INPUT FOR THIS TASK »

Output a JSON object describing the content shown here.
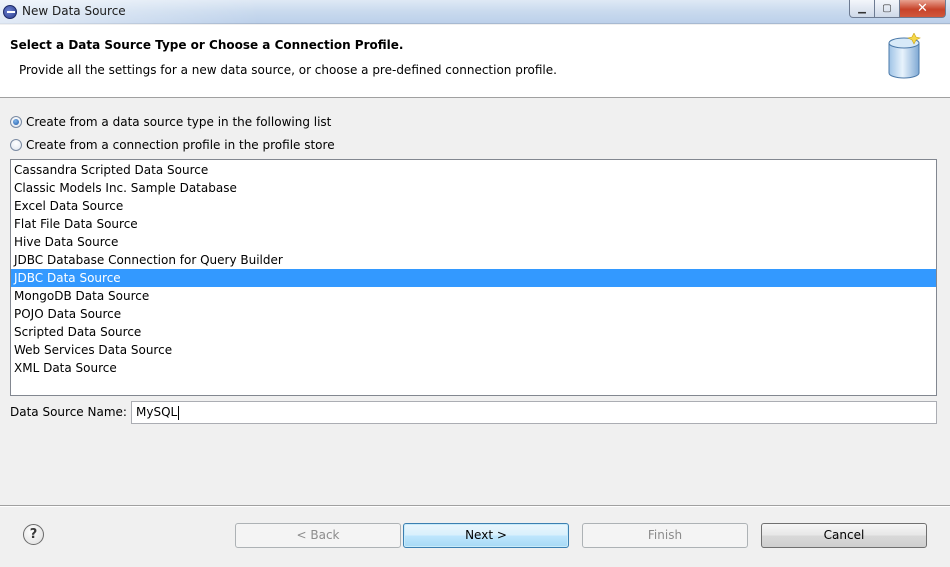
{
  "window": {
    "title": "New Data Source",
    "minimize_glyph": "▁",
    "maximize_glyph": "▢",
    "close_glyph": "✕"
  },
  "header": {
    "title": "Select a Data Source Type or Choose a Connection Profile.",
    "description": "Provide all the settings for a new data source, or choose a pre-defined connection profile.",
    "icon": "database-icon"
  },
  "options": {
    "from_type_label": "Create from a data source type in the following list",
    "from_profile_label": "Create from a connection profile in the profile store",
    "selected": "from_type"
  },
  "data_sources": {
    "items": [
      "Cassandra Scripted Data Source",
      "Classic Models Inc. Sample Database",
      "Excel Data Source",
      "Flat File Data Source",
      "Hive Data Source",
      "JDBC Database Connection for Query Builder",
      "JDBC Data Source",
      "MongoDB Data Source",
      "POJO Data Source",
      "Scripted Data Source",
      "Web Services Data Source",
      "XML Data Source"
    ],
    "selected_index": 6
  },
  "name_field": {
    "label": "Data Source Name:",
    "value": "MySQL"
  },
  "buttons": {
    "help": "?",
    "back": "< Back",
    "next": "Next >",
    "finish": "Finish",
    "cancel": "Cancel"
  },
  "colors": {
    "selection": "#3399ff",
    "default_button_border": "#3c7fb1"
  }
}
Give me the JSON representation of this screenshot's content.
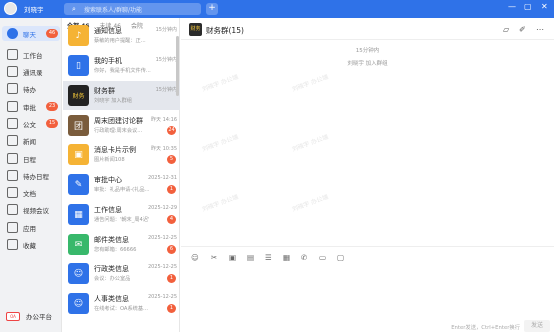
{
  "titlebar": {
    "user": "刘晓宇",
    "search_placeholder": "搜索联系人/群聊/功能"
  },
  "sidebar": {
    "items": [
      {
        "label": "聊天",
        "icon": "chat-icon",
        "badge": "46"
      },
      {
        "label": "工作台",
        "icon": "workbench-icon",
        "badge": ""
      },
      {
        "label": "通讯录",
        "icon": "contacts-icon",
        "badge": ""
      },
      {
        "label": "待办",
        "icon": "todo-icon",
        "badge": ""
      },
      {
        "label": "审批",
        "icon": "approval-icon",
        "badge": "23"
      },
      {
        "label": "公文",
        "icon": "document-icon",
        "badge": "15"
      },
      {
        "label": "新闻",
        "icon": "news-icon",
        "badge": ""
      },
      {
        "label": "日程",
        "icon": "calendar-icon",
        "badge": ""
      },
      {
        "label": "待办日程",
        "icon": "todo-schedule-icon",
        "badge": ""
      },
      {
        "label": "文档",
        "icon": "docs-icon",
        "badge": ""
      },
      {
        "label": "视频会议",
        "icon": "video-meeting-icon",
        "badge": ""
      },
      {
        "label": "应用",
        "icon": "apps-icon",
        "badge": ""
      },
      {
        "label": "收藏",
        "icon": "favorites-icon",
        "badge": ""
      }
    ],
    "office_label": "办公平台"
  },
  "list": {
    "tabs": [
      "全部 46",
      "未读 46",
      "会院"
    ],
    "conversations": [
      {
        "name": "通知信息",
        "preview": "蔡敏的用户提醒：正...",
        "time": "15分钟内",
        "badge": "",
        "color": "#f5b335",
        "glyph": "♪"
      },
      {
        "name": "我的手机",
        "preview": "你好，我是手机文件传...",
        "time": "15分钟内",
        "badge": "",
        "color": "#2f72e8",
        "glyph": "▯"
      },
      {
        "name": "财务群",
        "preview": "刘晓宇 加入群组",
        "time": "15分钟内",
        "badge": "",
        "color": "#222",
        "glyph": "财务"
      },
      {
        "name": "周末团建讨论群",
        "preview": "行政助理:周末会议...",
        "time": "昨天 14:16",
        "badge": "24",
        "color": "#7a5c3c",
        "glyph": "团"
      },
      {
        "name": "消息卡片示例",
        "preview": "图片新闻108",
        "time": "昨天 10:35",
        "badge": "5",
        "color": "#f5b335",
        "glyph": "▣"
      },
      {
        "name": "审批中心",
        "preview": "审批：礼品申请-(礼品...",
        "time": "2025-12-31",
        "badge": "1",
        "color": "#2f72e8",
        "glyph": "✎"
      },
      {
        "name": "工作信息",
        "preview": "通告问题：'朝末_周4迟'",
        "time": "2025-12-29",
        "badge": "4",
        "color": "#2f72e8",
        "glyph": "▦"
      },
      {
        "name": "邮件类信息",
        "preview": "您有邮箱：66666",
        "time": "2025-12-25",
        "badge": "6",
        "color": "#38b86b",
        "glyph": "✉"
      },
      {
        "name": "行政类信息",
        "preview": "会议：办公室品",
        "time": "2025-12-25",
        "badge": "1",
        "color": "#2f72e8",
        "glyph": "☺"
      },
      {
        "name": "人事类信息",
        "preview": "在线考试：OA系统基...",
        "time": "2025-12-25",
        "badge": "1",
        "color": "#2f72e8",
        "glyph": "☺"
      }
    ]
  },
  "chat": {
    "avatar_text": "财务",
    "title": "财务群(15)",
    "time_label": "15分钟内",
    "system_msg": "刘晓宇 加入群组",
    "hint": "Enter发送，Ctrl+Enter换行",
    "send_label": "发送",
    "watermark": "刘晓宇 办公端"
  }
}
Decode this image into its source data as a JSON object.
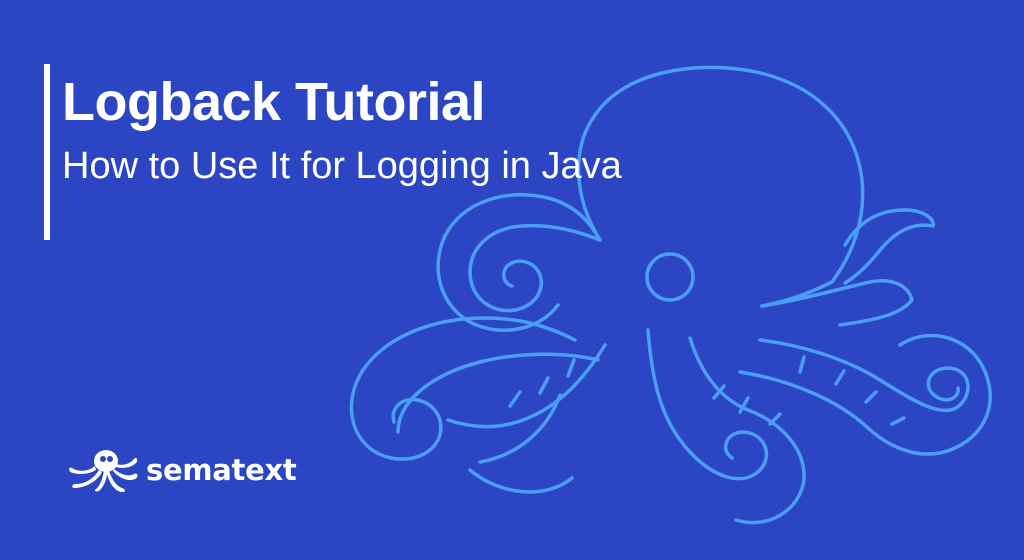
{
  "colors": {
    "background": "#2c45c2",
    "accent_line": "#ffffff",
    "octopus_outline": "#4a9ff5",
    "text": "#ffffff"
  },
  "hero": {
    "title": "Logback Tutorial",
    "subtitle": "How to Use It for Logging in Java"
  },
  "brand": {
    "name": "sematext",
    "logo_icon": "octopus-logo-icon"
  },
  "illustration": {
    "icon": "octopus-outline-icon"
  }
}
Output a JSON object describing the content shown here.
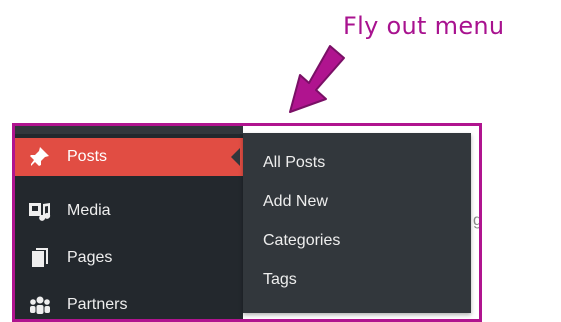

YOUR GOAL » Above are the records; reproduce them exactly and leave out the pictures.

RESPONSE FOR THIS EXERCISE »
Output a JSON object describing the content shown here.
{
  "window": {
    "title": "New Data Source",
    "minimize_glyph": "▁",
    "maximize_glyph": "▢",
    "close_glyph": "✕"
  },
  "header": {
    "title": "Select a Data Source Type or Choose a Connection Profile.",
    "description": "Provide all the settings for a new data source, or choose a pre-defined connection profile.",
    "icon": "database-icon"
  },
  "options": {
    "from_type_label": "Create from a data source type in the following list",
    "from_profile_label": "Create from a connection profile in the profile store",
    "selected": "from_type"
  },
  "data_sources": {
    "items": [
      "Cassandra Scripted Data Source",
      "Classic Models Inc. Sample Database",
      "Excel Data Source",
      "Flat File Data Source",
      "Hive Data Source",
      "JDBC Database Connection for Query Builder",
      "JDBC Data Source",
      "MongoDB Data Source",
      "POJO Data Source",
      "Scripted Data Source",
      "Web Services Data Source",
      "XML Data Source"
    ],
    "selected_index": 6
  },
  "name_field": {
    "label": "Data Source Name:",
    "value": "MySQL"
  },
  "buttons": {
    "help": "?",
    "back": "< Back",
    "next": "Next >",
    "finish": "Finish",
    "cancel": "Cancel"
  },
  "colors": {
    "selection": "#3399ff",
    "default_button_border": "#3c7fb1"
  }
}
Give me the JSON representation of this screenshot's content.
{
  "titlebar": {
    "user": "刘晓宇",
    "search_placeholder": "搜索联系人/群聊/功能"
  },
  "sidebar": {
    "items": [
      {
        "label": "聊天",
        "icon": "chat-icon",
        "badge": "46"
      },
      {
        "label": "工作台",
        "icon": "workbench-icon",
        "badge": ""
      },
      {
        "label": "通讯录",
        "icon": "contacts-icon",
        "badge": ""
      },
      {
        "label": "待办",
        "icon": "todo-icon",
        "badge": ""
      },
      {
        "label": "审批",
        "icon": "approval-icon",
        "badge": "23"
      },
      {
        "label": "公文",
        "icon": "document-icon",
        "badge": "15"
      },
      {
        "label": "新闻",
        "icon": "news-icon",
        "badge": ""
      },
      {
        "label": "日程",
        "icon": "calendar-icon",
        "badge": ""
      },
      {
        "label": "待办日程",
        "icon": "todo-schedule-icon",
        "badge": ""
      },
      {
        "label": "文档",
        "icon": "docs-icon",
        "badge": ""
      },
      {
        "label": "视频会议",
        "icon": "video-meeting-icon",
        "badge": ""
      },
      {
        "label": "应用",
        "icon": "apps-icon",
        "badge": ""
      },
      {
        "label": "收藏",
        "icon": "favorites-icon",
        "badge": ""
      }
    ],
    "office_label": "办公平台"
  },
  "list": {
    "tabs": [
      "全部 46",
      "未读 46",
      "会院"
    ],
    "conversations": [
      {
        "name": "通知信息",
        "preview": "蔡敏的用户提醒：正...",
        "time": "15分钟内",
        "badge": "",
        "color": "#f5b335",
        "glyph": "♪"
      },
      {
        "name": "我的手机",
        "preview": "你好，我是手机文件传...",
        "time": "15分钟内",
        "badge": "",
        "color": "#2f72e8",
        "glyph": "▯"
      },
      {
        "name": "财务群",
        "preview": "刘晓宇 加入群组",
        "time": "15分钟内",
        "badge": "",
        "color": "#222",
        "glyph": "财务"
      },
      {
        "name": "周末团建讨论群",
        "preview": "行政助理:周末会议...",
        "time": "昨天 14:16",
        "badge": "24",
        "color": "#7a5c3c",
        "glyph": "团"
      },
      {
        "name": "消息卡片示例",
        "preview": "图片新闻108",
        "time": "昨天 10:35",
        "badge": "5",
        "color": "#f5b335",
        "glyph": "▣"
      },
      {
        "name": "审批中心",
        "preview": "审批：礼品申请-(礼品...",
        "time": "2025-12-31",
        "badge": "1",
        "color": "#2f72e8",
        "glyph": "✎"
      },
      {
        "name": "工作信息",
        "preview": "通告问题：'朝末_周4迟'",
        "time": "2025-12-29",
        "badge": "4",
        "color": "#2f72e8",
        "glyph": "▦"
      },
      {
        "name": "邮件类信息",
        "preview": "您有邮箱：66666",
        "time": "2025-12-25",
        "badge": "6",
        "color": "#38b86b",
        "glyph": "✉"
      },
      {
        "name": "行政类信息",
        "preview": "会议：办公室品",
        "time": "2025-12-25",
        "badge": "1",
        "color": "#2f72e8",
        "glyph": "☺"
      },
      {
        "name": "人事类信息",
        "preview": "在线考试：OA系统基...",
        "time": "2025-12-25",
        "badge": "1",
        "color": "#2f72e8",
        "glyph": "☺"
      }
    ]
  },
  "chat": {
    "avatar_text": "财务",
    "title": "财务群(15)",
    "time_label": "15分钟内",
    "system_msg": "刘晓宇 加入群组",
    "hint": "Enter发送，Ctrl+Enter换行",
    "send_label": "发送",
    "watermark": "刘晓宇 办公端"
  }
}
Decode this image into its source data as a JSON object.
{
  "colors": {
    "background": "#2c45c2",
    "accent_line": "#ffffff",
    "octopus_outline": "#4a9ff5",
    "text": "#ffffff"
  },
  "hero": {
    "title": "Logback Tutorial",
    "subtitle": "How to Use It for Logging in Java"
  },
  "brand": {
    "name": "sematext",
    "logo_icon": "octopus-logo-icon"
  },
  "illustration": {
    "icon": "octopus-outline-icon"
  }
}
Output a JSON object describing the content shown here.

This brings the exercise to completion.